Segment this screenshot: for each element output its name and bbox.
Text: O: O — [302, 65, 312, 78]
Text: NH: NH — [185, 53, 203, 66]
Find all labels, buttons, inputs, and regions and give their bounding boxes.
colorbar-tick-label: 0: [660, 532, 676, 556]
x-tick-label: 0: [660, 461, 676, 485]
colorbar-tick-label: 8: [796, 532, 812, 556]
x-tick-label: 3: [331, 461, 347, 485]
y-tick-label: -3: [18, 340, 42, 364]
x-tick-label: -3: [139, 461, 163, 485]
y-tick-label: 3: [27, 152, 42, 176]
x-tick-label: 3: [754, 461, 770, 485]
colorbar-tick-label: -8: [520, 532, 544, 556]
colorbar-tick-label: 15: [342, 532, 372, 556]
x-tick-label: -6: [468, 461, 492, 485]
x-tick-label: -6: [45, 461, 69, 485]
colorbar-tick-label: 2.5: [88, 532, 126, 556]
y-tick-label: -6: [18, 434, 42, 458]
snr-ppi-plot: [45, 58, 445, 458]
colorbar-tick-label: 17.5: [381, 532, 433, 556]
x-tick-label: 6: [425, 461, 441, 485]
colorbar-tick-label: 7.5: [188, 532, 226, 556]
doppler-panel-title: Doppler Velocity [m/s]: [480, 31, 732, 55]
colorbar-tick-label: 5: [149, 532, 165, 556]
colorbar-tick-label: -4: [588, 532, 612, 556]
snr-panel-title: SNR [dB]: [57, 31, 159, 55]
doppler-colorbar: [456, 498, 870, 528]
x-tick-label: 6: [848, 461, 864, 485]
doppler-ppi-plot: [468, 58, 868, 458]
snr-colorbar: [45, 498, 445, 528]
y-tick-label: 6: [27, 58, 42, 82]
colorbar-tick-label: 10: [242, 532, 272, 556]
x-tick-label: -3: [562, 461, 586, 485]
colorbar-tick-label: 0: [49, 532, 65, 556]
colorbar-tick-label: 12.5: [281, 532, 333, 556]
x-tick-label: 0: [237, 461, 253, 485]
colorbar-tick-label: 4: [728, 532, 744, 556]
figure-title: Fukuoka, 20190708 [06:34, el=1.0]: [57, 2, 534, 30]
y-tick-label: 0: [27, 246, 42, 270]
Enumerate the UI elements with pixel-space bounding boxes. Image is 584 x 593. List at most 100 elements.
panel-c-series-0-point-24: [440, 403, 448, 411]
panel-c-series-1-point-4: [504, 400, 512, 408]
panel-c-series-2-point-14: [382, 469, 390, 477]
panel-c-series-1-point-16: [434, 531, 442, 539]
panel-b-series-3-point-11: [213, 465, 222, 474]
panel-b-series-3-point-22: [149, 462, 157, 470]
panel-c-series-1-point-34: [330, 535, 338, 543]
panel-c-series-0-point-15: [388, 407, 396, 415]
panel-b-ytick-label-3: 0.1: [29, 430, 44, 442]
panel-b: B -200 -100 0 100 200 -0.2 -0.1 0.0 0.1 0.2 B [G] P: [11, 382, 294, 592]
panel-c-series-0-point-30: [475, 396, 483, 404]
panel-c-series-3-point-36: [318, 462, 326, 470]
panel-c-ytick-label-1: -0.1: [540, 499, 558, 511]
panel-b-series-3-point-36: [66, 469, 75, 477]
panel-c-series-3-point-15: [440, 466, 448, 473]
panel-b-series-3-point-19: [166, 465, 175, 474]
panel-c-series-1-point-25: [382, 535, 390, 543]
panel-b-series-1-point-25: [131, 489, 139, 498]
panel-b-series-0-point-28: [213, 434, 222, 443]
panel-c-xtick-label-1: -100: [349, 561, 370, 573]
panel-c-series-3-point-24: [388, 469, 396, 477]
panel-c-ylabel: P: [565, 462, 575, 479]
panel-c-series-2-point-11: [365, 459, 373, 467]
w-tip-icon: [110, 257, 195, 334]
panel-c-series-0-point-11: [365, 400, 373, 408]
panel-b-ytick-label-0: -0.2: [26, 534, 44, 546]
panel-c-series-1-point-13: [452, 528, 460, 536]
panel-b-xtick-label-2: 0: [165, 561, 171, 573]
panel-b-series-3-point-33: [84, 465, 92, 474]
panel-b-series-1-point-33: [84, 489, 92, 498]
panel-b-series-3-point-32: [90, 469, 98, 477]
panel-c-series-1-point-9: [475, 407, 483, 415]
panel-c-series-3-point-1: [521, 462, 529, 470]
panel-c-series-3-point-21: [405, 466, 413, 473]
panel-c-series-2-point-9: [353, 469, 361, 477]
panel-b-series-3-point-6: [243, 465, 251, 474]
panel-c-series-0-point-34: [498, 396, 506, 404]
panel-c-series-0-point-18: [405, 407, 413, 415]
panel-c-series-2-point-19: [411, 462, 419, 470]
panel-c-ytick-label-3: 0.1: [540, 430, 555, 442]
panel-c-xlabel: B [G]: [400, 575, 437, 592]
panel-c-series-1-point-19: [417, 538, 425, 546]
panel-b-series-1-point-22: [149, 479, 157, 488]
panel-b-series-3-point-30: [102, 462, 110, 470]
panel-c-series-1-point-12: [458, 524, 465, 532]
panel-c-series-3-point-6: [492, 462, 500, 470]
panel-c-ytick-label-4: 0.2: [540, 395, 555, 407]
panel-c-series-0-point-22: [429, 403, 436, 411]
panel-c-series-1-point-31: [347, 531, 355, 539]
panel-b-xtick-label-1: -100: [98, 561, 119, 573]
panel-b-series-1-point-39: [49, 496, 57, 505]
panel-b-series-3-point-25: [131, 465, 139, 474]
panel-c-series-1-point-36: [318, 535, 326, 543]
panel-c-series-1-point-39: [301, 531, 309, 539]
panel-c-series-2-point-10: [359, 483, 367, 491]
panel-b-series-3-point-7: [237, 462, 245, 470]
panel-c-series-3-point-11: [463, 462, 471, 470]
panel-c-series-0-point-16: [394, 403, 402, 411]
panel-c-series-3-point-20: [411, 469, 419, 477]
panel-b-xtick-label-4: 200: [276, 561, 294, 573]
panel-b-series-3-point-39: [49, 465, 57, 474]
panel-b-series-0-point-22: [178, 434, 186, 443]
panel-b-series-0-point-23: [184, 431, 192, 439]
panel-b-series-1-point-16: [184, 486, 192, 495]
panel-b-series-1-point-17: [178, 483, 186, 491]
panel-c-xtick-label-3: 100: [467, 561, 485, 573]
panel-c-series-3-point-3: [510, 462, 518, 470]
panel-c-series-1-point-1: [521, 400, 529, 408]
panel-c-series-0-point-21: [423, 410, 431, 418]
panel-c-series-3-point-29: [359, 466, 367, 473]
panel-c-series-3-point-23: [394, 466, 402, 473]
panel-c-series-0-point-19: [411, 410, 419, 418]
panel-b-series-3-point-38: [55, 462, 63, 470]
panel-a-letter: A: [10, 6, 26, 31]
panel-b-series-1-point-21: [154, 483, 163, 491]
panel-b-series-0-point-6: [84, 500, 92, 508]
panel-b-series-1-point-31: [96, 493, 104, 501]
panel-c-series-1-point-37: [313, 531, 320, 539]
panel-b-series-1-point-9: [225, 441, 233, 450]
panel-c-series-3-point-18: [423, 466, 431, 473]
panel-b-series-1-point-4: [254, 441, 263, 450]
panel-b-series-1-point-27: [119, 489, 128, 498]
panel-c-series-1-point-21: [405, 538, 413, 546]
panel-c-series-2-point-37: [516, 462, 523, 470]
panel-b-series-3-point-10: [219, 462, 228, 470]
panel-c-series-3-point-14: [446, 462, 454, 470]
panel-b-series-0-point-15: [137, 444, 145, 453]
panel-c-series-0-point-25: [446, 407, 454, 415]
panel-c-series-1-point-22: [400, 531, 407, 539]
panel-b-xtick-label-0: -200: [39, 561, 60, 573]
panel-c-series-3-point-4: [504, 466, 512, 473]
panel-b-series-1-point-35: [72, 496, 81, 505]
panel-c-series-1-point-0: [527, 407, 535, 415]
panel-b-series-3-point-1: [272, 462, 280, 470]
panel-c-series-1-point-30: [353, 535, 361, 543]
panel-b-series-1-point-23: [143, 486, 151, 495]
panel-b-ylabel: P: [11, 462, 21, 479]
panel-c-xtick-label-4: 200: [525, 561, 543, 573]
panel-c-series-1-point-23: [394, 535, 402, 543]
-.-.-
• TO DO:
Format the entries from the first line up to and including the line with "x-tick-label: -6: [468, 461, 492, 485]" as a Markdown table with the columns Number and Entry text, skipping any blank lines.

• RESULT:
| Number | Entry text |
|---|---|
| 1 | Segment this screenshot: for each element output its name and bbox. |
| 2 | Text: O: O — [302, 65, 312, 78] |
| 3 | Text: NH: NH — [185, 53, 203, 66] |
| 4 | Find all labels, buttons, inputs, and regions and give their bounding boxes. |
| 5 | colorbar-tick-label: 0: [660, 532, 676, 556] |
| 6 | x-tick-label: 0: [660, 461, 676, 485] |
| 7 | colorbar-tick-label: 8: [796, 532, 812, 556] |
| 8 | x-tick-label: 3: [331, 461, 347, 485] |
| 9 | y-tick-label: -3: [18, 340, 42, 364] |
| 10 | x-tick-label: -3: [139, 461, 163, 485] |
| 11 | y-tick-label: 3: [27, 152, 42, 176] |
| 12 | x-tick-label: 3: [754, 461, 770, 485] |
| 13 | colorbar-tick-label: -8: [520, 532, 544, 556] |
| 14 | colorbar-tick-label: 15: [342, 532, 372, 556] |
| 15 | x-tick-label: -6: [468, 461, 492, 485] |